Using the records below, count the lines with "document" in them. Give the number only.
● ● ● ● ●
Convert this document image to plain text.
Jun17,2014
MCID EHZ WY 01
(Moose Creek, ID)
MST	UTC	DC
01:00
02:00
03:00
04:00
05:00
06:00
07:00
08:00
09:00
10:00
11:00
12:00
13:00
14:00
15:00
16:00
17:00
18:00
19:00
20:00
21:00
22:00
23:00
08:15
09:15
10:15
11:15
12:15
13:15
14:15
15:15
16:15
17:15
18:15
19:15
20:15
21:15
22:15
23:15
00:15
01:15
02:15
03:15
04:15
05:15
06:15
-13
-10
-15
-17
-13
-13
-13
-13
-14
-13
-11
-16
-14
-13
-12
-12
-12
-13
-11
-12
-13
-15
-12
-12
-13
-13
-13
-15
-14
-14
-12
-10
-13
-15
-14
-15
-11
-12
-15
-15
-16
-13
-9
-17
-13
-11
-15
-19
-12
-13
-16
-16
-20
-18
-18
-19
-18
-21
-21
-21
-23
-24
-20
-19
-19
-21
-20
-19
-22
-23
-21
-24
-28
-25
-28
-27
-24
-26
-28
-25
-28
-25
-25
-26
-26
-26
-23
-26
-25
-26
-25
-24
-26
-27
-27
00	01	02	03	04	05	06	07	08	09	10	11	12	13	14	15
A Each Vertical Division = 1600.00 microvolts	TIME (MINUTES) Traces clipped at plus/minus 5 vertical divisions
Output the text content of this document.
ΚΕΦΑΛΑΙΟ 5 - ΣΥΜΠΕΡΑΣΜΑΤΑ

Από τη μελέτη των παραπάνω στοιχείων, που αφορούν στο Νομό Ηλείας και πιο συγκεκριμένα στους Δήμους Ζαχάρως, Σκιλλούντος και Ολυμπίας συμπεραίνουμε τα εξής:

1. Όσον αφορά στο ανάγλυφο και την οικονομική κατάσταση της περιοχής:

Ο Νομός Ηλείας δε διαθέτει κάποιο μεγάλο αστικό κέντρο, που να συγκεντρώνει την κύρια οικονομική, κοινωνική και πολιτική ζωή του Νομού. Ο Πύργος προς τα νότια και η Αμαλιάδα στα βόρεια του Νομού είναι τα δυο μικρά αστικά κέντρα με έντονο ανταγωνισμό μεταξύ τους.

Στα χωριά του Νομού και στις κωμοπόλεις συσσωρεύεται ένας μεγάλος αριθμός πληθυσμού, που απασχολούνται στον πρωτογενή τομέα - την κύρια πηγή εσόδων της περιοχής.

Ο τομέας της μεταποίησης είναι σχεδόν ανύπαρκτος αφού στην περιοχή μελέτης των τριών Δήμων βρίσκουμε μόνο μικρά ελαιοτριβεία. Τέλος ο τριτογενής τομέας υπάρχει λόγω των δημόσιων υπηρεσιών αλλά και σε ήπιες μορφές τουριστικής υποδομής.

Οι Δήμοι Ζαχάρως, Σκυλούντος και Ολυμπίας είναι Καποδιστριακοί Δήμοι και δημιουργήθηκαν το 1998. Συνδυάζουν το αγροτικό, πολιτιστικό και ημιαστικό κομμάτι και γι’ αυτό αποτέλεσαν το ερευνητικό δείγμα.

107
● ● ● ● ●
_Exercise answer:_ 2